** PROBLEM **
Every record here needs to be written out again exactly.

** ITEMS **

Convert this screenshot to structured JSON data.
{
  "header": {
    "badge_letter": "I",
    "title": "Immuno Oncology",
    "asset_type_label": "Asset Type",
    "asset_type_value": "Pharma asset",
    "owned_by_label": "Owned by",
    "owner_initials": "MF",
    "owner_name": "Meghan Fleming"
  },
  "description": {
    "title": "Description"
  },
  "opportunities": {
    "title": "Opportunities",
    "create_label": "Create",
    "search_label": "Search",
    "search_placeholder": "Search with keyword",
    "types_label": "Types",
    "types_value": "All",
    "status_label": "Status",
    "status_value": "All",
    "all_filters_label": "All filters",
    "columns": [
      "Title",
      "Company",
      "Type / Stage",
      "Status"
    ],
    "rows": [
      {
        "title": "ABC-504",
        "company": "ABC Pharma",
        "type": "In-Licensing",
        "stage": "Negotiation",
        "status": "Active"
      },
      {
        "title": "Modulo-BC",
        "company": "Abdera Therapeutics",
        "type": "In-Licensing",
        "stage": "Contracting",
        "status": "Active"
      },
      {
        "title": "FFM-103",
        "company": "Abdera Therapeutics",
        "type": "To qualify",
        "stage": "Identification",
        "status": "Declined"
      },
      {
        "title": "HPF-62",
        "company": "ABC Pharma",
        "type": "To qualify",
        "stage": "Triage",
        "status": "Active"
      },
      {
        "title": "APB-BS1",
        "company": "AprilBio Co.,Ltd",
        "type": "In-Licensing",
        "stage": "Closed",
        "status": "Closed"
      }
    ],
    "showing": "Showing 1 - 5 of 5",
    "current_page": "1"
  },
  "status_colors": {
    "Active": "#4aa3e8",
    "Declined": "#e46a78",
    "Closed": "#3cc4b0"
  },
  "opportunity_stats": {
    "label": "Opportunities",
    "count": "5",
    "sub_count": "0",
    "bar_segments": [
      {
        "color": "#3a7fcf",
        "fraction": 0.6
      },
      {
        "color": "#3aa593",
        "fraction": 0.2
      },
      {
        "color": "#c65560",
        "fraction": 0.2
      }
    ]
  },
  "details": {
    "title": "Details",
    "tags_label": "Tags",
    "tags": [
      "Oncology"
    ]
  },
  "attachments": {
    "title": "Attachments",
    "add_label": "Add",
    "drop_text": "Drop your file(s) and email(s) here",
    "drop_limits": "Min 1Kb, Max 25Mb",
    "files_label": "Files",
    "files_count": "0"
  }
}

** OUTPUT FOR THIS TASK **
Convert this screenshot to structured JSON data.
{
  "header": {
    "badge_letter": "I",
    "title": "Immuno Oncology",
    "asset_type_label": "Asset Type",
    "asset_type_value": "Pharma asset",
    "owned_by_label": "Owned by",
    "owner_initials": "MF",
    "owner_name": "Meghan Fleming"
  },
  "description": {
    "title": "Description"
  },
  "opportunities": {
    "title": "Opportunities",
    "create_label": "Create",
    "search_label": "Search",
    "search_placeholder": "Search with keyword",
    "types_label": "Types",
    "types_value": "All",
    "status_label": "Status",
    "status_value": "All",
    "all_filters_label": "All filters",
    "columns": [
      "Title",
      "Company",
      "Type / Stage",
      "Status"
    ],
    "rows": [
      {
        "title": "ABC-504",
        "company": "ABC Pharma",
        "type": "In-Licensing",
        "stage": "Negotiation",
        "status": "Active"
      },
      {
        "title": "Modulo-BC",
        "company": "Abdera Therapeutics",
        "type": "In-Licensing",
        "stage": "Contracting",
        "status": "Active"
      },
      {
        "title": "FFM-103",
        "company": "Abdera Therapeutics",
        "type": "To qualify",
        "stage": "Identification",
        "status": "Declined"
      },
      {
        "title": "HPF-62",
        "company": "ABC Pharma",
        "type": "To qualify",
        "stage": "Triage",
        "status": "Active"
      },
      {
        "title": "APB-BS1",
        "company": "AprilBio Co.,Ltd",
        "type": "In-Licensing",
        "stage": "Closed",
        "status": "Closed"
      }
    ],
    "showing": "Showing 1 - 5 of 5",
    "current_page": "1"
  },
  "status_colors": {
    "Active": "#4aa3e8",
    "Declined": "#e46a78",
    "Closed": "#3cc4b0"
  },
  "opportunity_stats": {
    "label": "Opportunities",
    "count": "5",
    "sub_count": "0",
    "bar_segments": [
      {
        "color": "#3a7fcf",
        "fraction": 0.6
      },
      {
        "color": "#3aa593",
        "fraction": 0.2
      },
      {
        "color": "#c65560",
        "fraction": 0.2
      }
    ]
  },
  "details": {
    "title": "Details",
    "tags_label": "Tags",
    "tags": [
      "Oncology"
    ]
  },
  "attachments": {
    "title": "Attachments",
    "add_label": "Add",
    "drop_text": "Drop your file(s) and email(s) here",
    "drop_limits": "Min 1Kb, Max 25Mb",
    "files_label": "Files",
    "files_count": "0"
  }
}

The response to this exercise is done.